* The request:
Single out each line with the word "Floor" and copy it.

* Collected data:

--- Start ---

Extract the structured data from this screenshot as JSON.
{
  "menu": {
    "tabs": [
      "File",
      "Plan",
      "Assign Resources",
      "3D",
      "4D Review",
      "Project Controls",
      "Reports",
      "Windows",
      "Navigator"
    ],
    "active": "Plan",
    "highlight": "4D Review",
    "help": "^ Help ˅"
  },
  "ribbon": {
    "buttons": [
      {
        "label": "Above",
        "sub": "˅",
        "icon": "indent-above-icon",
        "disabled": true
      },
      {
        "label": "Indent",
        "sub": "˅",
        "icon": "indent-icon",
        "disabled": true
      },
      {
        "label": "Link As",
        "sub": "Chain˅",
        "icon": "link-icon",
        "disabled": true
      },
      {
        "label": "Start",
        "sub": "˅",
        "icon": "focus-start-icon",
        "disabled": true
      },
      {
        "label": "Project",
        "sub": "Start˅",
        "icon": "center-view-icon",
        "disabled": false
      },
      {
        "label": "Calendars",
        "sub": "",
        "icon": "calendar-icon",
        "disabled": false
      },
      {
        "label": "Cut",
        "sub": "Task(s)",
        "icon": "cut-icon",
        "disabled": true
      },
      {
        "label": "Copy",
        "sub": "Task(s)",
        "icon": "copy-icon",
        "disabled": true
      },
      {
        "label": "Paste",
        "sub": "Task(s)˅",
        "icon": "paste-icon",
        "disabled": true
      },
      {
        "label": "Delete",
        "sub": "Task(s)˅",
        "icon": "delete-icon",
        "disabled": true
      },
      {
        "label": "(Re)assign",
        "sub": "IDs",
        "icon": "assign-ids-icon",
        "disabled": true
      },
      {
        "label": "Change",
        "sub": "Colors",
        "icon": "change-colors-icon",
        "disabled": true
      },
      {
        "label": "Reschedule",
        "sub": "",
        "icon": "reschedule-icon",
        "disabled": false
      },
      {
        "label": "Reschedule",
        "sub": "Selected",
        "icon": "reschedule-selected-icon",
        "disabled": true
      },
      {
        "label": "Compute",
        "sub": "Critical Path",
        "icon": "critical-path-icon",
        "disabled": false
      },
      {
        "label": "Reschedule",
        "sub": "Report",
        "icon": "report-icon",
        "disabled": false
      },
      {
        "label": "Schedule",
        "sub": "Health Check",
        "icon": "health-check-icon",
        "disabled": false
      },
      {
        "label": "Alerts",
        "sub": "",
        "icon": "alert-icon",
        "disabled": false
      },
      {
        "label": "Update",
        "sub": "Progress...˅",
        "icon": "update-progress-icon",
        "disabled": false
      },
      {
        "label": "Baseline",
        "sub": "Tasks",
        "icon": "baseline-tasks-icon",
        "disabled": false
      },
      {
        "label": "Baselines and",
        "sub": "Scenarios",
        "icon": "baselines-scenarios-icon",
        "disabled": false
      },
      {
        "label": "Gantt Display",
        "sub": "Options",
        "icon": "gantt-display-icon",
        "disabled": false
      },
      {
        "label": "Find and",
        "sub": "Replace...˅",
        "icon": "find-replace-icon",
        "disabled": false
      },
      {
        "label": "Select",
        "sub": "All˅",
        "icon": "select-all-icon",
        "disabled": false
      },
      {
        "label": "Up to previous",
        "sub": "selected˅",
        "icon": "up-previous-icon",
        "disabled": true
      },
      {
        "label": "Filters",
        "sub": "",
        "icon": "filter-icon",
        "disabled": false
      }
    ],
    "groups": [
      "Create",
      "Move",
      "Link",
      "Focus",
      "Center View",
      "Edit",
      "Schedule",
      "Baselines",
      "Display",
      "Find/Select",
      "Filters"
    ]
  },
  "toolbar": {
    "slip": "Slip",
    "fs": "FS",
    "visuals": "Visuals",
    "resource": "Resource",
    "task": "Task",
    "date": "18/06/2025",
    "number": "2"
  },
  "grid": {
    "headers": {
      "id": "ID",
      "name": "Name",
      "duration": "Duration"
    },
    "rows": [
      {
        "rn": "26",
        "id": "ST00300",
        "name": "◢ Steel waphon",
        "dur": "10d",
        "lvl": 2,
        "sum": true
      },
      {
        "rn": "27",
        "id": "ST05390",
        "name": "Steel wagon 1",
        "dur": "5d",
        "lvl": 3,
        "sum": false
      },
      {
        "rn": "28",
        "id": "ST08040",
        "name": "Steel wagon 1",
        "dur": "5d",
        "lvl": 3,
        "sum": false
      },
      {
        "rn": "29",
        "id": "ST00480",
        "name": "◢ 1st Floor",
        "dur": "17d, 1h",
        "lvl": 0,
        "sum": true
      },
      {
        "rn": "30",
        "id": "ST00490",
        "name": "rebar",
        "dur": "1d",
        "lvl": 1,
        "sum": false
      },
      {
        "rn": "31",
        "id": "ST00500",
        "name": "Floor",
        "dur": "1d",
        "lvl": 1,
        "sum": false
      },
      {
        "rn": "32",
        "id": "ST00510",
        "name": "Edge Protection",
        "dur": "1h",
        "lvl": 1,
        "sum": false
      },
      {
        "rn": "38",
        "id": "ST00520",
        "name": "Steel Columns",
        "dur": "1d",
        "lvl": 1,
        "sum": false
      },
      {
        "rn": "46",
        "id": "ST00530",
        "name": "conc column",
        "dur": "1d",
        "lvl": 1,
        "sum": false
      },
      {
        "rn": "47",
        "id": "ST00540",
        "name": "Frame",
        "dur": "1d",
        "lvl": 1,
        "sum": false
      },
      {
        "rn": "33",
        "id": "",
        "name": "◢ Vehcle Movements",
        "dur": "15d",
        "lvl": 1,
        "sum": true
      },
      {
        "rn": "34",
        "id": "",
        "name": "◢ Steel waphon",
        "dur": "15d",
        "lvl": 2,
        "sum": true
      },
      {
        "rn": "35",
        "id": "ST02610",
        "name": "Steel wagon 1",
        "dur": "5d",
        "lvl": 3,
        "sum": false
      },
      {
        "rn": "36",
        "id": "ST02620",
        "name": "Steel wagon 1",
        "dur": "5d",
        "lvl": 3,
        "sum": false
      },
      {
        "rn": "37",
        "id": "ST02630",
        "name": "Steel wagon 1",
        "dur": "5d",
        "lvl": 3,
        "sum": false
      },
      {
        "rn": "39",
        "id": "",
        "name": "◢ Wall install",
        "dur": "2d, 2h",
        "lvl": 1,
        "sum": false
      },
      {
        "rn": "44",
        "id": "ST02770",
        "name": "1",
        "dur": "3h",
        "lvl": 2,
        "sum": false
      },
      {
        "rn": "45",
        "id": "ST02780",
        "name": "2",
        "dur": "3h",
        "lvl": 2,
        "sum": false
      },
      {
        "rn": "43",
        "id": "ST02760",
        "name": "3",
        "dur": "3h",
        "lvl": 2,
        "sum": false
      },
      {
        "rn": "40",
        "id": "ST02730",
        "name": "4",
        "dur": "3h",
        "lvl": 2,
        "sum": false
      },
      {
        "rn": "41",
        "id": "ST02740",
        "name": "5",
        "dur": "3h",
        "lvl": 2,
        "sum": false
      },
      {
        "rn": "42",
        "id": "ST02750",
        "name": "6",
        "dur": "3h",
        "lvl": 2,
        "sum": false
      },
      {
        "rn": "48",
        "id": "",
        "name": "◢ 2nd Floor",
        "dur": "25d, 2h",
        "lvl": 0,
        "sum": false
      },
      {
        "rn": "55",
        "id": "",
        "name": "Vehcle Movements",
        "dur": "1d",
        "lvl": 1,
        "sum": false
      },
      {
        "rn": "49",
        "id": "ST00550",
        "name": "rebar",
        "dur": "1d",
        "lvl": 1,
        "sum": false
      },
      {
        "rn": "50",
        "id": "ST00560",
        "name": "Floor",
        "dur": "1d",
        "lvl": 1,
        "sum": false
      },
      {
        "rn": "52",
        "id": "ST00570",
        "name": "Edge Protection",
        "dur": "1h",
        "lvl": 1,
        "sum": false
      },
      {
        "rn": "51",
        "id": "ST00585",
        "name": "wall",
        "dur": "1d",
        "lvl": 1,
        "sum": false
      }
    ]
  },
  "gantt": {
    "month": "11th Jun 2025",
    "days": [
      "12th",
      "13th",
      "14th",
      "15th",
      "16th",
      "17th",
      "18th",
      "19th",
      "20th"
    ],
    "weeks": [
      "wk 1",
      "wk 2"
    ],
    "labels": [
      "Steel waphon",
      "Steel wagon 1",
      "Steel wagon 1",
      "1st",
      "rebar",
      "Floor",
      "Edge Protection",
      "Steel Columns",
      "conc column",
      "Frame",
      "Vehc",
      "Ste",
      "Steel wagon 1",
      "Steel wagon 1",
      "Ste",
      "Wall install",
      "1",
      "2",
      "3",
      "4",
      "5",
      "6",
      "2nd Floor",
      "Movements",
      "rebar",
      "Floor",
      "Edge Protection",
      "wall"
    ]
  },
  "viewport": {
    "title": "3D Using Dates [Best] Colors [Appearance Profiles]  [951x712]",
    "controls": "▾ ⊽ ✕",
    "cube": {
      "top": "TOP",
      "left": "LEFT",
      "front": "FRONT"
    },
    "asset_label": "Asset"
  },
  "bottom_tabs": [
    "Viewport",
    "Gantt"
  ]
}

--- End ---

* Answer for the task:
        "name": "◢ 1st Floor",
        "name": "Floor",
        "name": "◢ 2nd Floor",
        "name": "Floor",
      "Floor",
      "2nd Floor",
      "Floor",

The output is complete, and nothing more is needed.